• [Figure data in JSON]:
===
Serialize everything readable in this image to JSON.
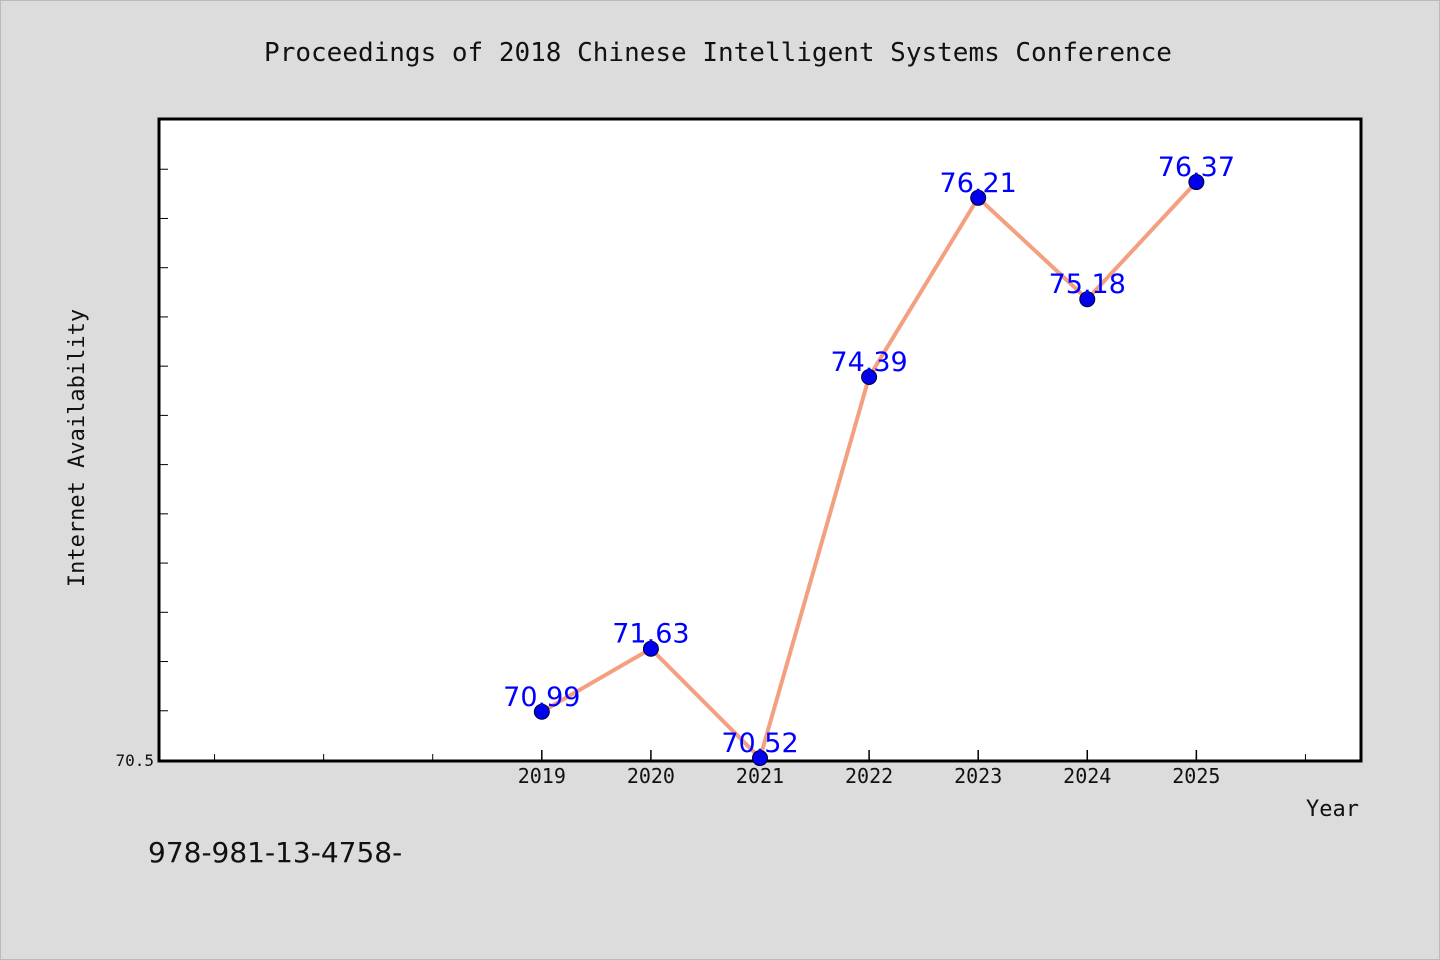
{
  "footer": {
    "isbn_text": "978-981-13-4758-"
  },
  "colors": {
    "line": "#f4a080",
    "marker": "#0000ee",
    "label": "#0000ff",
    "plot_bg": "#ffffff",
    "page_bg": "#dcdcdc"
  },
  "chart_data": {
    "type": "line",
    "title": "Proceedings of 2018 Chinese Intelligent Systems Conference",
    "xlabel": "Year",
    "ylabel": "Internet Availability",
    "x": [
      "2019",
      "2020",
      "2021",
      "2022",
      "2023",
      "2024",
      "2025"
    ],
    "series": [
      {
        "values": [
          70.99,
          71.63,
          70.52,
          74.39,
          76.21,
          75.18,
          76.37
        ]
      }
    ],
    "data_labels": [
      "70.99",
      "71.63",
      "70.52",
      "74.39",
      "76.21",
      "75.18",
      "76.37"
    ],
    "yticks": [
      70.5
    ],
    "ylim": [
      70.5,
      77.0
    ],
    "xlim": [
      2015.5,
      2026.5
    ],
    "grid": false,
    "legend": "none"
  }
}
===
• [Set problem]: Leave out the pictures and output the rest of the material exactly as written.

• [Result for this exercise]:
Serialize everything readable in this image to JSON.
{
  "footer": {
    "isbn_text": "978-981-13-4758-"
  },
  "colors": {
    "line": "#f4a080",
    "marker": "#0000ee",
    "label": "#0000ff",
    "plot_bg": "#ffffff",
    "page_bg": "#dcdcdc"
  },
  "chart_data": {
    "type": "line",
    "title": "Proceedings of 2018 Chinese Intelligent Systems Conference",
    "xlabel": "Year",
    "ylabel": "Internet Availability",
    "x": [
      "2019",
      "2020",
      "2021",
      "2022",
      "2023",
      "2024",
      "2025"
    ],
    "series": [
      {
        "values": [
          70.99,
          71.63,
          70.52,
          74.39,
          76.21,
          75.18,
          76.37
        ]
      }
    ],
    "data_labels": [
      "70.99",
      "71.63",
      "70.52",
      "74.39",
      "76.21",
      "75.18",
      "76.37"
    ],
    "yticks": [
      70.5
    ],
    "ylim": [
      70.5,
      77.0
    ],
    "xlim": [
      2015.5,
      2026.5
    ],
    "grid": false,
    "legend": "none"
  }
}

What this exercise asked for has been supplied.